[Begin]

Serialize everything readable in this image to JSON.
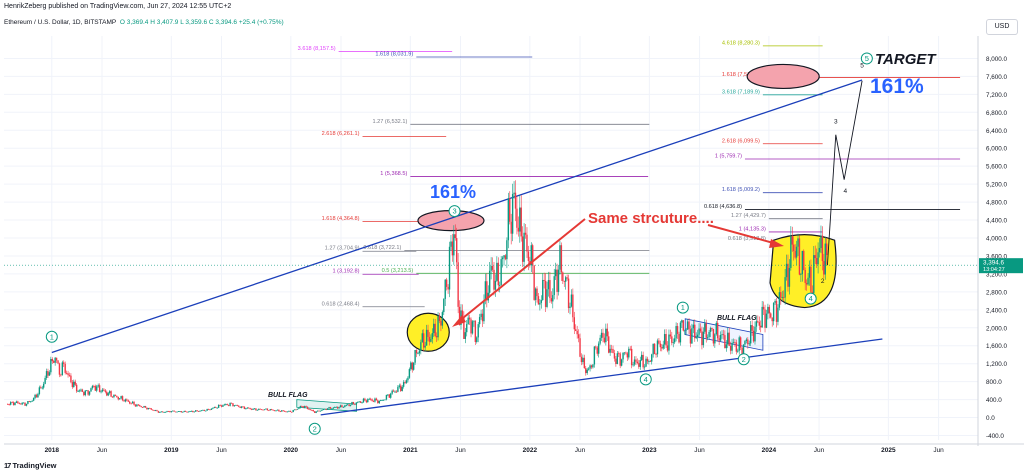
{
  "header": {
    "published_by": "HenrikZeberg published on TradingView.com, Jun 27, 2024 12:55 UTC+2",
    "symbol_line": "Ethereum / U.S. Dollar, 1D, BITSTAMP",
    "ohlc": "O 3,369.4  H 3,407.9  L 3,359.6  C 3,394.6  +25.4 (+0.75%)",
    "currency_button": "USD",
    "brand": "TradingView",
    "brand_glyph": "17"
  },
  "colors": {
    "up": "#089981",
    "down": "#f23645",
    "trendline": "#1b3fba",
    "grid": "#f0f3fa",
    "highlight_yellow": "#ffef27",
    "highlight_red": "#f4a3ad",
    "text_dark": "#131722",
    "target_blue": "#2962ff"
  },
  "chart_data": {
    "type": "candlestick",
    "title": "Ethereum / U.S. Dollar, 1D, BITSTAMP",
    "xlabel": "",
    "ylabel": "",
    "ylim": [
      -500,
      8500
    ],
    "y_ticks": [
      8000,
      7600,
      7200,
      6800,
      6400,
      6000,
      5600,
      5200,
      4800,
      4400,
      4000,
      3600,
      3200,
      2800,
      2400,
      2000,
      1600,
      1200,
      800,
      400,
      0,
      -400
    ],
    "y_tick_labels": [
      "8,000.0",
      "7,600.0",
      "7,200.0",
      "6,800.0",
      "6,400.0",
      "6,000.0",
      "5,600.0",
      "5,200.0",
      "4,800.0",
      "4,400.0",
      "4,000.0",
      "3,600.0",
      "3,200.0",
      "2,800.0",
      "2,400.0",
      "2,000.0",
      "1,600.0",
      "1,200.0",
      "800.0",
      "400.0",
      "0.0",
      "-400.0"
    ],
    "x_ticks": [
      {
        "label": "2018",
        "t": 2018.0,
        "bold": true
      },
      {
        "label": "Jun",
        "t": 2018.42
      },
      {
        "label": "2019",
        "t": 2019.0,
        "bold": true
      },
      {
        "label": "Jun",
        "t": 2019.42
      },
      {
        "label": "2020",
        "t": 2020.0,
        "bold": true
      },
      {
        "label": "Jun",
        "t": 2020.42
      },
      {
        "label": "2021",
        "t": 2021.0,
        "bold": true
      },
      {
        "label": "Jun",
        "t": 2021.42
      },
      {
        "label": "2022",
        "t": 2022.0,
        "bold": true
      },
      {
        "label": "Jun",
        "t": 2022.42
      },
      {
        "label": "2023",
        "t": 2023.0,
        "bold": true
      },
      {
        "label": "Jun",
        "t": 2023.42
      },
      {
        "label": "2024",
        "t": 2024.0,
        "bold": true
      },
      {
        "label": "Jun",
        "t": 2024.42
      },
      {
        "label": "2025",
        "t": 2025.0,
        "bold": true
      },
      {
        "label": "Jun",
        "t": 2025.42
      }
    ],
    "last_price": {
      "value": 3394.6,
      "label": "3,394.6",
      "countdown": "13:04:27"
    },
    "price_path": [
      {
        "t": 2017.62,
        "v": 300
      },
      {
        "t": 2017.7,
        "v": 330
      },
      {
        "t": 2017.78,
        "v": 300
      },
      {
        "t": 2017.85,
        "v": 420
      },
      {
        "t": 2017.92,
        "v": 700
      },
      {
        "t": 2017.98,
        "v": 1100
      },
      {
        "t": 2018.03,
        "v": 1380
      },
      {
        "t": 2018.06,
        "v": 1000
      },
      {
        "t": 2018.1,
        "v": 1150
      },
      {
        "t": 2018.15,
        "v": 850
      },
      {
        "t": 2018.22,
        "v": 600
      },
      {
        "t": 2018.3,
        "v": 550
      },
      {
        "t": 2018.35,
        "v": 700
      },
      {
        "t": 2018.42,
        "v": 600
      },
      {
        "t": 2018.5,
        "v": 500
      },
      {
        "t": 2018.6,
        "v": 400
      },
      {
        "t": 2018.7,
        "v": 280
      },
      {
        "t": 2018.8,
        "v": 210
      },
      {
        "t": 2018.9,
        "v": 120
      },
      {
        "t": 2019.0,
        "v": 140
      },
      {
        "t": 2019.1,
        "v": 130
      },
      {
        "t": 2019.2,
        "v": 140
      },
      {
        "t": 2019.3,
        "v": 170
      },
      {
        "t": 2019.42,
        "v": 270
      },
      {
        "t": 2019.5,
        "v": 300
      },
      {
        "t": 2019.6,
        "v": 220
      },
      {
        "t": 2019.7,
        "v": 180
      },
      {
        "t": 2019.8,
        "v": 180
      },
      {
        "t": 2019.9,
        "v": 150
      },
      {
        "t": 2020.0,
        "v": 130
      },
      {
        "t": 2020.1,
        "v": 260
      },
      {
        "t": 2020.2,
        "v": 120
      },
      {
        "t": 2020.3,
        "v": 200
      },
      {
        "t": 2020.42,
        "v": 240
      },
      {
        "t": 2020.55,
        "v": 330
      },
      {
        "t": 2020.65,
        "v": 400
      },
      {
        "t": 2020.75,
        "v": 360
      },
      {
        "t": 2020.85,
        "v": 560
      },
      {
        "t": 2020.95,
        "v": 730
      },
      {
        "t": 2021.03,
        "v": 1300
      },
      {
        "t": 2021.1,
        "v": 1700
      },
      {
        "t": 2021.17,
        "v": 1800
      },
      {
        "t": 2021.25,
        "v": 2100
      },
      {
        "t": 2021.32,
        "v": 3300
      },
      {
        "t": 2021.37,
        "v": 4300
      },
      {
        "t": 2021.4,
        "v": 2500
      },
      {
        "t": 2021.45,
        "v": 1900
      },
      {
        "t": 2021.5,
        "v": 2200
      },
      {
        "t": 2021.55,
        "v": 1800
      },
      {
        "t": 2021.62,
        "v": 2600
      },
      {
        "t": 2021.68,
        "v": 3300
      },
      {
        "t": 2021.72,
        "v": 3000
      },
      {
        "t": 2021.78,
        "v": 3500
      },
      {
        "t": 2021.83,
        "v": 4500
      },
      {
        "t": 2021.87,
        "v": 4800
      },
      {
        "t": 2021.92,
        "v": 4100
      },
      {
        "t": 2021.97,
        "v": 3800
      },
      {
        "t": 2022.02,
        "v": 3400
      },
      {
        "t": 2022.06,
        "v": 2500
      },
      {
        "t": 2022.12,
        "v": 2900
      },
      {
        "t": 2022.18,
        "v": 2700
      },
      {
        "t": 2022.25,
        "v": 3450
      },
      {
        "t": 2022.32,
        "v": 2800
      },
      {
        "t": 2022.38,
        "v": 2000
      },
      {
        "t": 2022.45,
        "v": 1100
      },
      {
        "t": 2022.5,
        "v": 1050
      },
      {
        "t": 2022.55,
        "v": 1500
      },
      {
        "t": 2022.62,
        "v": 1900
      },
      {
        "t": 2022.7,
        "v": 1350
      },
      {
        "t": 2022.76,
        "v": 1300
      },
      {
        "t": 2022.82,
        "v": 1500
      },
      {
        "t": 2022.87,
        "v": 1200
      },
      {
        "t": 2022.93,
        "v": 1250
      },
      {
        "t": 2022.98,
        "v": 1200
      },
      {
        "t": 2023.05,
        "v": 1550
      },
      {
        "t": 2023.12,
        "v": 1650
      },
      {
        "t": 2023.2,
        "v": 1750
      },
      {
        "t": 2023.28,
        "v": 2050
      },
      {
        "t": 2023.35,
        "v": 1900
      },
      {
        "t": 2023.42,
        "v": 1850
      },
      {
        "t": 2023.5,
        "v": 1900
      },
      {
        "t": 2023.58,
        "v": 1850
      },
      {
        "t": 2023.66,
        "v": 1650
      },
      {
        "t": 2023.72,
        "v": 1600
      },
      {
        "t": 2023.78,
        "v": 1550
      },
      {
        "t": 2023.84,
        "v": 1800
      },
      {
        "t": 2023.9,
        "v": 2050
      },
      {
        "t": 2023.96,
        "v": 2300
      },
      {
        "t": 2024.02,
        "v": 2300
      },
      {
        "t": 2024.08,
        "v": 2500
      },
      {
        "t": 2024.14,
        "v": 3000
      },
      {
        "t": 2024.2,
        "v": 3900
      },
      {
        "t": 2024.26,
        "v": 3500
      },
      {
        "t": 2024.31,
        "v": 3100
      },
      {
        "t": 2024.36,
        "v": 3000
      },
      {
        "t": 2024.41,
        "v": 3800
      },
      {
        "t": 2024.46,
        "v": 3600
      },
      {
        "t": 2024.49,
        "v": 3394.6
      }
    ],
    "projection_path": [
      {
        "t": 2024.49,
        "v": 3394.6
      },
      {
        "t": 2024.56,
        "v": 6300
      },
      {
        "t": 2024.63,
        "v": 5300
      },
      {
        "t": 2024.78,
        "v": 7500
      }
    ],
    "trendlines": [
      {
        "name": "upper-channel",
        "from": {
          "t": 2018.0,
          "v": 1450
        },
        "to": {
          "t": 2024.78,
          "v": 7520
        }
      },
      {
        "name": "lower-channel",
        "from": {
          "t": 2020.25,
          "v": 60
        },
        "to": {
          "t": 2024.95,
          "v": 1750
        }
      }
    ],
    "fib_levels": [
      {
        "label": "3.618 (8,157.5)",
        "value": 8157.5,
        "t0": 2020.4,
        "t1": 2021.35,
        "color": "#e040fb"
      },
      {
        "label": "1.618 (8,031.9)",
        "value": 8031.9,
        "t0": 2021.05,
        "t1": 2022.02,
        "color": "#3f51b5"
      },
      {
        "label": "1.27 (6,532.1)",
        "value": 6532.1,
        "t0": 2021.0,
        "t1": 2023.0,
        "color": "#787b86"
      },
      {
        "label": "2.618 (6,261.1)",
        "value": 6261.1,
        "t0": 2020.6,
        "t1": 2021.3,
        "color": "#e53935"
      },
      {
        "label": "1 (5,368.5)",
        "value": 5368.5,
        "t0": 2021.0,
        "t1": 2022.99,
        "color": "#9c27b0"
      },
      {
        "label": "1.618 (4,364.8)",
        "value": 4364.8,
        "t0": 2020.6,
        "t1": 2021.3,
        "color": "#e53935"
      },
      {
        "label": "1.27 (3,704.9)",
        "value": 3704.9,
        "t0": 2020.6,
        "t1": 2021.05,
        "color": "#787b86"
      },
      {
        "label": "0.618 (3,722.1)",
        "value": 3722.1,
        "t0": 2020.95,
        "t1": 2023.0,
        "color": "#787b86"
      },
      {
        "label": "1 (3,192.8)",
        "value": 3192.8,
        "t0": 2020.6,
        "t1": 2021.07,
        "color": "#9c27b0"
      },
      {
        "label": "0.5 (3,213.5)",
        "value": 3213.5,
        "t0": 2021.05,
        "t1": 2023.0,
        "color": "#4caf50"
      },
      {
        "label": "0.618 (2,468.4)",
        "value": 2468.4,
        "t0": 2020.6,
        "t1": 2021.12,
        "color": "#787b86"
      },
      {
        "label": "4.618 (8,280.3)",
        "value": 8280.3,
        "t0": 2023.95,
        "t1": 2024.45,
        "color": "#a8c000"
      },
      {
        "label": "1.618 (7,576.5)",
        "value": 7576.5,
        "t0": 2023.95,
        "t1": 2025.6,
        "color": "#e53935"
      },
      {
        "label": "3.618 (7,189.9)",
        "value": 7189.9,
        "t0": 2023.95,
        "t1": 2024.45,
        "color": "#26a69a"
      },
      {
        "label": "2.618 (6,099.5)",
        "value": 6099.5,
        "t0": 2023.95,
        "t1": 2024.45,
        "color": "#e53935"
      },
      {
        "label": "1 (5,759.7)",
        "value": 5759.7,
        "t0": 2023.8,
        "t1": 2025.6,
        "color": "#9c27b0"
      },
      {
        "label": "1.618 (5,009.2)",
        "value": 5009.2,
        "t0": 2023.95,
        "t1": 2024.45,
        "color": "#3f51b5"
      },
      {
        "label": "0.618 (4,636.8)",
        "value": 4636.8,
        "t0": 2023.8,
        "t1": 2025.6,
        "color": "#131722"
      },
      {
        "label": "1.27 (4,429.7)",
        "value": 4429.7,
        "t0": 2024.0,
        "t1": 2024.45,
        "color": "#787b86"
      },
      {
        "label": "1 (4,135.3)",
        "value": 4135.3,
        "t0": 2024.0,
        "t1": 2024.45,
        "color": "#9c27b0"
      },
      {
        "label": "0.618 (3,918.8)",
        "value": 3918.8,
        "t0": 2024.0,
        "t1": 2024.45,
        "color": "#787b86"
      }
    ],
    "wave_labels": [
      {
        "text": "1",
        "t": 2018.0,
        "v": 1800,
        "style": "circle"
      },
      {
        "text": "2",
        "t": 2020.2,
        "v": -250,
        "style": "circle"
      },
      {
        "text": "3",
        "t": 2021.37,
        "v": 4600,
        "style": "circle"
      },
      {
        "text": "4",
        "t": 2022.97,
        "v": 850,
        "style": "circle"
      },
      {
        "text": "1",
        "t": 2023.28,
        "v": 2450,
        "style": "circle"
      },
      {
        "text": "2",
        "t": 2023.79,
        "v": 1300,
        "style": "circle"
      },
      {
        "text": "4",
        "t": 2024.35,
        "v": 2650,
        "style": "circle"
      },
      {
        "text": "5",
        "t": 2024.82,
        "v": 8000,
        "style": "circle"
      },
      {
        "text": "3",
        "t": 2024.56,
        "v": 6550,
        "style": "plain"
      },
      {
        "text": "4",
        "t": 2024.64,
        "v": 5000,
        "style": "plain"
      },
      {
        "text": "5",
        "t": 2024.78,
        "v": 7800,
        "style": "plain"
      },
      {
        "text": "2",
        "t": 2024.45,
        "v": 3000,
        "style": "plain"
      }
    ],
    "annotations": {
      "target": "TARGET",
      "pct_left": "161%",
      "pct_right": "161%",
      "same_structure": "Same strcuture....",
      "bull_flag_1": "BULL FLAG",
      "bull_flag_2": "BULL FLAG"
    }
  }
}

[End]

TASK OBJECTIVE » Copy every line of the listing that includes the string "name".

TASK ANSWER »
        "name": "upper-channel",
        "name": "lower-channel",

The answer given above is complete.